Task goal: Quote all of the data that follows exactly as written, skipping the images.
>>>>>
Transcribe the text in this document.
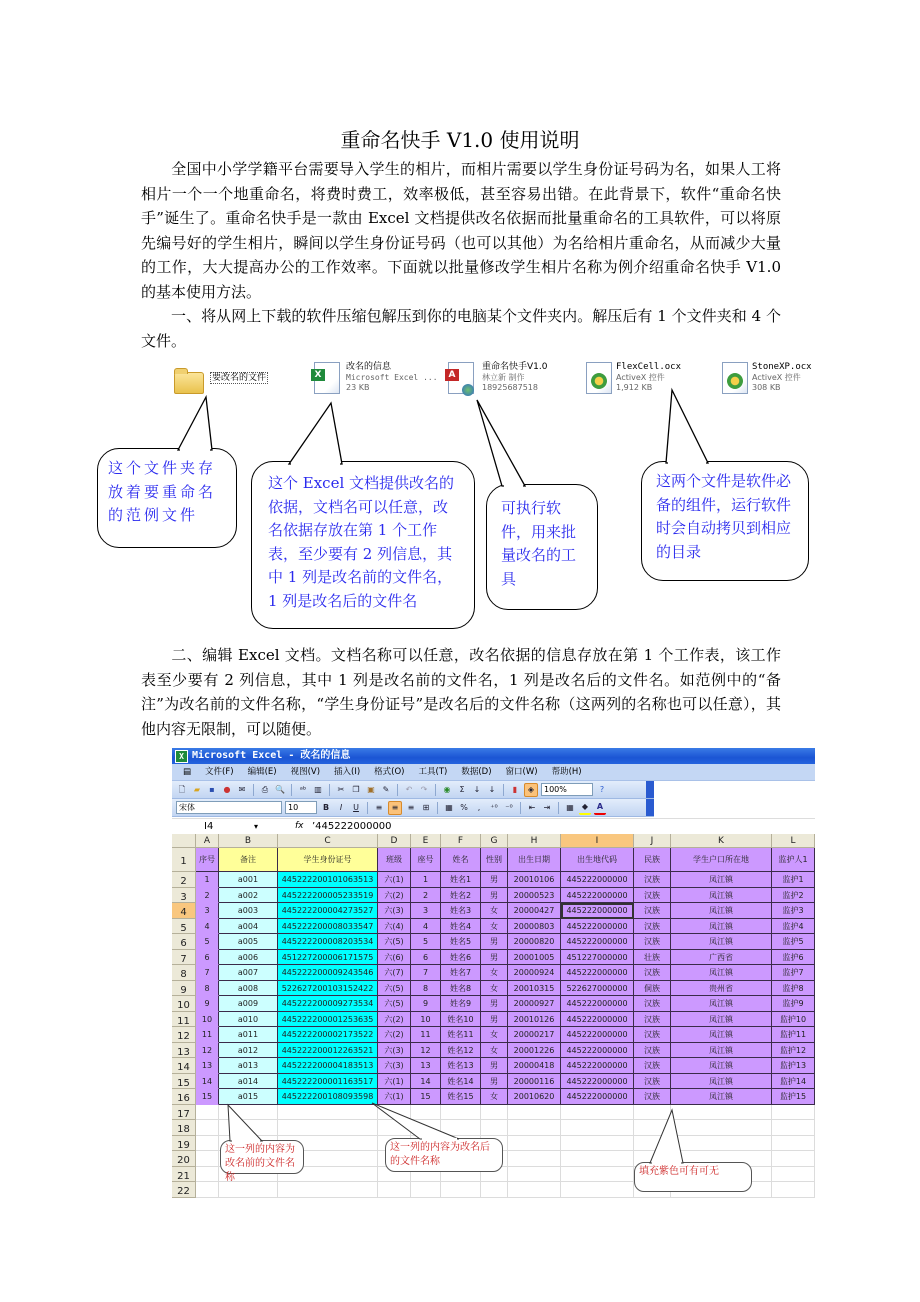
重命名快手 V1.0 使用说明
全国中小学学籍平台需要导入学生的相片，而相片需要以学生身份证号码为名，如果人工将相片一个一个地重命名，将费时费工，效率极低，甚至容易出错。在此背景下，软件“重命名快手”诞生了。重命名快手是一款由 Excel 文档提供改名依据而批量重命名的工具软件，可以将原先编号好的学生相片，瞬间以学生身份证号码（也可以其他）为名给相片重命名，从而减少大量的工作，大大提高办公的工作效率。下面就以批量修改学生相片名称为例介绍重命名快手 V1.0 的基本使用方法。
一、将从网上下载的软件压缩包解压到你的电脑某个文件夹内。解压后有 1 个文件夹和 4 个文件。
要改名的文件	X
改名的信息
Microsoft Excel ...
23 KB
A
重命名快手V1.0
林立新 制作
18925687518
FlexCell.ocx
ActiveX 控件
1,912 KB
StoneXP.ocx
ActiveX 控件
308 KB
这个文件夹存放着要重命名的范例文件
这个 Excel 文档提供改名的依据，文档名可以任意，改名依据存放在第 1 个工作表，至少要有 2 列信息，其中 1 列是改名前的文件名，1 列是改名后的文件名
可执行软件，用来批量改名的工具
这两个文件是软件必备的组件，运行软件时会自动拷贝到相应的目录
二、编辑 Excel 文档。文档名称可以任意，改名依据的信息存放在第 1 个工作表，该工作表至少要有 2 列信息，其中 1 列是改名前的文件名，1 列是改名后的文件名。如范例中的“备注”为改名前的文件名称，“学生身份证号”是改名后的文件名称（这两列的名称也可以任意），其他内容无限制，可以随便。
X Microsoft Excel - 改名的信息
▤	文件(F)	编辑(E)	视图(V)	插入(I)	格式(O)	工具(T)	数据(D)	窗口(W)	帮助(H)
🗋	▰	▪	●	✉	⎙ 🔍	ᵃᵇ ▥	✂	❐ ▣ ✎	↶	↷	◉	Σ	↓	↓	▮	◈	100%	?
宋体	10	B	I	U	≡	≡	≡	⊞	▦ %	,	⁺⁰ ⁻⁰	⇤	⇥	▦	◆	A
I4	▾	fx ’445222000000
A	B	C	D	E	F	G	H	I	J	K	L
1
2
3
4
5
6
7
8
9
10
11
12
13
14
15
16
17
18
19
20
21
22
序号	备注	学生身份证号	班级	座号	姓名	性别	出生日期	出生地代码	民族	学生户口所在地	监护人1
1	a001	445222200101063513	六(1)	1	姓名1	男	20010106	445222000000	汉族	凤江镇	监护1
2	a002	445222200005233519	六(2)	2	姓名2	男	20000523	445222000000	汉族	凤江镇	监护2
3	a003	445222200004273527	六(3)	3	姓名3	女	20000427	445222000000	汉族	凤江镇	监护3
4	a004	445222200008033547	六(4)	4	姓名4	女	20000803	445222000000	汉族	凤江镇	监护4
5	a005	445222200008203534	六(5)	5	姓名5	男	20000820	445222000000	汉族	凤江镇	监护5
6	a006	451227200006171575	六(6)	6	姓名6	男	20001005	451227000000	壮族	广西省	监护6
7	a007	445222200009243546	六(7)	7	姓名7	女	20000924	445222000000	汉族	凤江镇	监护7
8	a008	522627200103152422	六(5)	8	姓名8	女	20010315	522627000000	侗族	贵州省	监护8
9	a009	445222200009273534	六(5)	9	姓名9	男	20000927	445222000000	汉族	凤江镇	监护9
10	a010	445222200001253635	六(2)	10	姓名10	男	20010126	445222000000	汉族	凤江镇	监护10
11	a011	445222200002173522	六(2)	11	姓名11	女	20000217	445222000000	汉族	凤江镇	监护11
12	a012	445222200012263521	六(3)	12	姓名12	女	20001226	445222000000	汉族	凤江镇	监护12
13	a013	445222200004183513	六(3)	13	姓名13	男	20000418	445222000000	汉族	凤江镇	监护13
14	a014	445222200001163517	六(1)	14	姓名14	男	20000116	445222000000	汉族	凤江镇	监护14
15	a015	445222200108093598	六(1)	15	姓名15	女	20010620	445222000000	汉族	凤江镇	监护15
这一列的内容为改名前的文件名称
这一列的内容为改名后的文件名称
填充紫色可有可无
<<<<<
Answer below:
Transcribe the text in this document.
重命名快手 V1.0 使用说明
全国中小学学籍平台需要导入学生的相片，而相片需要以学生身份证号码为名，如果人工将相片一个一个地重命名，将费时费工，效率极低，甚至容易出错。在此背景下，软件“重命名快手”诞生了。重命名快手是一款由 Excel 文档提供改名依据而批量重命名的工具软件，可以将原先编号好的学生相片，瞬间以学生身份证号码（也可以其他）为名给相片重命名，从而减少大量的工作，大大提高办公的工作效率。下面就以批量修改学生相片名称为例介绍重命名快手 V1.0 的基本使用方法。
一、将从网上下载的软件压缩包解压到你的电脑某个文件夹内。解压后有 1 个文件夹和 4 个文件。
要改名的文件	X
改名的信息
Microsoft Excel ...
23 KB
A
重命名快手V1.0
林立新 制作
18925687518
FlexCell.ocx
ActiveX 控件
1,912 KB
StoneXP.ocx
ActiveX 控件
308 KB
这个文件夹存放着要重命名的范例文件
这个 Excel 文档提供改名的依据，文档名可以任意，改名依据存放在第 1 个工作表，至少要有 2 列信息，其中 1 列是改名前的文件名，1 列是改名后的文件名
可执行软件，用来批量改名的工具
这两个文件是软件必备的组件，运行软件时会自动拷贝到相应的目录
二、编辑 Excel 文档。文档名称可以任意，改名依据的信息存放在第 1 个工作表，该工作表至少要有 2 列信息，其中 1 列是改名前的文件名，1 列是改名后的文件名。如范例中的“备注”为改名前的文件名称，“学生身份证号”是改名后的文件名称（这两列的名称也可以任意），其他内容无限制，可以随便。
X Microsoft Excel - 改名的信息
▤	文件(F)	编辑(E)	视图(V)	插入(I)	格式(O)	工具(T)	数据(D)	窗口(W)	帮助(H)
🗋	▰	▪	●	✉	⎙ 🔍	ᵃᵇ ▥	✂	❐ ▣ ✎	↶	↷	◉	Σ	↓	↓	▮	◈	100%	?
宋体	10	B	I	U	≡	≡	≡	⊞	▦ %	,	⁺⁰ ⁻⁰	⇤	⇥	▦	◆	A
I4	▾	fx ’445222000000
A	B	C	D	E	F	G	H	I	J	K	L
1
2
3
4
5
6
7
8
9
10
11
12
13
14
15
16
17
18
19
20
21
22
序号	备注	学生身份证号	班级	座号	姓名	性别	出生日期	出生地代码	民族	学生户口所在地	监护人1
1	a001	445222200101063513	六(1)	1	姓名1	男	20010106	445222000000	汉族	凤江镇	监护1
2	a002	445222200005233519	六(2)	2	姓名2	男	20000523	445222000000	汉族	凤江镇	监护2
3	a003	445222200004273527	六(3)	3	姓名3	女	20000427	445222000000	汉族	凤江镇	监护3
4	a004	445222200008033547	六(4)	4	姓名4	女	20000803	445222000000	汉族	凤江镇	监护4
5	a005	445222200008203534	六(5)	5	姓名5	男	20000820	445222000000	汉族	凤江镇	监护5
6	a006	451227200006171575	六(6)	6	姓名6	男	20001005	451227000000	壮族	广西省	监护6
7	a007	445222200009243546	六(7)	7	姓名7	女	20000924	445222000000	汉族	凤江镇	监护7
8	a008	522627200103152422	六(5)	8	姓名8	女	20010315	522627000000	侗族	贵州省	监护8
9	a009	445222200009273534	六(5)	9	姓名9	男	20000927	445222000000	汉族	凤江镇	监护9
10	a010	445222200001253635	六(2)	10	姓名10	男	20010126	445222000000	汉族	凤江镇	监护10
11	a011	445222200002173522	六(2)	11	姓名11	女	20000217	445222000000	汉族	凤江镇	监护11
12	a012	445222200012263521	六(3)	12	姓名12	女	20001226	445222000000	汉族	凤江镇	监护12
13	a013	445222200004183513	六(3)	13	姓名13	男	20000418	445222000000	汉族	凤江镇	监护13
14	a014	445222200001163517	六(1)	14	姓名14	男	20000116	445222000000	汉族	凤江镇	监护14
15	a015	445222200108093598	六(1)	15	姓名15	女	20010620	445222000000	汉族	凤江镇	监护15
这一列的内容为改名前的文件名称
这一列的内容为改名后的文件名称
填充紫色可有可无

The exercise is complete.